SELECTED TEXT start
Thursday, September 30, 2004

Rice Porridge


Don't burn your tongue!

This was my supper yesterday. It got unbelievably chilly last night after the typhoon passed. After spending some time in the heavy rain in the late afternoon, I felt very cold and tired when I got home. Maybe catching a cold? So I decided to make the rice porridge that I usually eat when I have a cold. To this special porridge, I put chicken, egg, and a lot of Chinese chive. For seasoning, I used instant dashi stock and soy sauce.

This small earthen pot or donabe is my favorite one. It’s a special donabe for porridge-making (for one serving). See? The top can be used as a rice bowl.

Cute, isn’t it?

One question: Are Chinese chive and leek the same thing?

Wednesday, September 29, 2004

Something Refreshing, Please!!


Sudachi drink

Typhoon Meari is coming. It’s just landed on Kyushu, and is coming this way. I’ve just evacuated my herb planters to the bathroom and spilled some dirty water from the planters on the kitchen floor. Nice way to start a day, ha!

On a day like this, the humidity is almost intolerable. The air conditioner helps, but still, having to stay in the room with storm shutter closed is not so much fun, especially when you had to experience it too often in about one month. Anyone would want something refreshing, and it’s better to prepare it while the power is still on and the ice cubes in the freezer aren’t melt yet.

This is “sudachi” drink. I put some grated ginger, honey, sudachi juice in sweetened soda. Yes, this sudachi is the leftover from the yuzu chicken night. This wasn't a great success, because the strong sweetness of the soda killed the ginger and sudachi flavor almost completely. I should've used unsweetened soda. But still, the look of this drink and the sound that the ice cubes made in the glass did make me feel refreshed.

Monday, September 27, 2004

Good with Sake!!
SELECTED TEXT end
MATERIAL SHOWN start
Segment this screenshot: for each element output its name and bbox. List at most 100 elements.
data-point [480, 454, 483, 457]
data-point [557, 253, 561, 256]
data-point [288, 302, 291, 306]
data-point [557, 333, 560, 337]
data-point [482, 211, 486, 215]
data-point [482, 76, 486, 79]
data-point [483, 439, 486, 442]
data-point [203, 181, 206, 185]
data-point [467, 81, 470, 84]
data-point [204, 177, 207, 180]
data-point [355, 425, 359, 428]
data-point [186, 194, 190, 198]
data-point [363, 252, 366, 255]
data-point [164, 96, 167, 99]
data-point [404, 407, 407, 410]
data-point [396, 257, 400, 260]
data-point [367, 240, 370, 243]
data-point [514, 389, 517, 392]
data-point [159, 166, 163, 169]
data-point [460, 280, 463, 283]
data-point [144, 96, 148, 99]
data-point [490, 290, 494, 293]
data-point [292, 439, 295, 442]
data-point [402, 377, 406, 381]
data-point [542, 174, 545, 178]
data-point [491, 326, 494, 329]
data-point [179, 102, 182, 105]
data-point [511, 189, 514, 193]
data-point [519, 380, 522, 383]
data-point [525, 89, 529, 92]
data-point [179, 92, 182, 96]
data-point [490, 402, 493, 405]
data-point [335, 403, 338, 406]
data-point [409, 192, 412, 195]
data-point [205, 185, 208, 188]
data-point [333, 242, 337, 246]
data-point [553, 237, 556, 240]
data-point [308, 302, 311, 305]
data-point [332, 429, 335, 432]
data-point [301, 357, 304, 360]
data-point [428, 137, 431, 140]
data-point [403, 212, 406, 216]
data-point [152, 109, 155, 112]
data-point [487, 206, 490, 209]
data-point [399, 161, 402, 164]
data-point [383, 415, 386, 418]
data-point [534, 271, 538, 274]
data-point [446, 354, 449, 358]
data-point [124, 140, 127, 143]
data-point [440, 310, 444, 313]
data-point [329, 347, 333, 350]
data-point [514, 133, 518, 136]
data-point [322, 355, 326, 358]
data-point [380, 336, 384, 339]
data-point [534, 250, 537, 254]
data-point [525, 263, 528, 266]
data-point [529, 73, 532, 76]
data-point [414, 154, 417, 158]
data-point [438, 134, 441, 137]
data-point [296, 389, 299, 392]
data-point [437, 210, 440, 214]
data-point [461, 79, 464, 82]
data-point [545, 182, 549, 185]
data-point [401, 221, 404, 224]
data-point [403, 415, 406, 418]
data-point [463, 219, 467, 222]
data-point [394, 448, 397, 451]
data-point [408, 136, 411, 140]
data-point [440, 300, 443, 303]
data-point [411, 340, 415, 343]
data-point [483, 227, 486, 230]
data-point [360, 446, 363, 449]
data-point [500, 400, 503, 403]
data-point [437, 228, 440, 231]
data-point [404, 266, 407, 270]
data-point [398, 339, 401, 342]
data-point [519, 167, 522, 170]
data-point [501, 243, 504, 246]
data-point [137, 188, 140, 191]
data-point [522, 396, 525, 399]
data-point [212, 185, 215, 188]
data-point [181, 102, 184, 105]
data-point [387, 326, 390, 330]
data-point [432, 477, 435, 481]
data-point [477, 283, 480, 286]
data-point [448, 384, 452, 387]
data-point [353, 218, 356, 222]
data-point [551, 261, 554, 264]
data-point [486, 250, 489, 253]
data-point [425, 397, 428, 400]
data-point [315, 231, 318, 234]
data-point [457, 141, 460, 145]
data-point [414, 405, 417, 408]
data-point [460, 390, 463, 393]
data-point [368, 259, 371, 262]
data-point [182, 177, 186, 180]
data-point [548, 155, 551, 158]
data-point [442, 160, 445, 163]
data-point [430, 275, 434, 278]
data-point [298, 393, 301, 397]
MATERIAL SHOWN end
- PROBLEMS:
A: According to the food blog, which two seasonings went into the rice porridge?
B: Rewrite the lines of the records from the first line through the line holding "data-point [333, 242, 337, 246]", inclusive, changing "data-point" to "marker" and keeping everything else the same. Give only those lines.

- RESULTS IN ORDER:
A: Instant dashi stock and soy sauce.

B:
Segment this screenshot: for each element output its name and bbox. List at most 100 elements.
marker [480, 454, 483, 457]
marker [557, 253, 561, 256]
marker [288, 302, 291, 306]
marker [557, 333, 560, 337]
marker [482, 211, 486, 215]
marker [482, 76, 486, 79]
marker [483, 439, 486, 442]
marker [203, 181, 206, 185]
marker [467, 81, 470, 84]
marker [204, 177, 207, 180]
marker [355, 425, 359, 428]
marker [186, 194, 190, 198]
marker [363, 252, 366, 255]
marker [164, 96, 167, 99]
marker [404, 407, 407, 410]
marker [396, 257, 400, 260]
marker [367, 240, 370, 243]
marker [514, 389, 517, 392]
marker [159, 166, 163, 169]
marker [460, 280, 463, 283]
marker [144, 96, 148, 99]
marker [490, 290, 494, 293]
marker [292, 439, 295, 442]
marker [402, 377, 406, 381]
marker [542, 174, 545, 178]
marker [491, 326, 494, 329]
marker [179, 102, 182, 105]
marker [511, 189, 514, 193]
marker [519, 380, 522, 383]
marker [525, 89, 529, 92]
marker [179, 92, 182, 96]
marker [490, 402, 493, 405]
marker [335, 403, 338, 406]
marker [409, 192, 412, 195]
marker [205, 185, 208, 188]
marker [333, 242, 337, 246]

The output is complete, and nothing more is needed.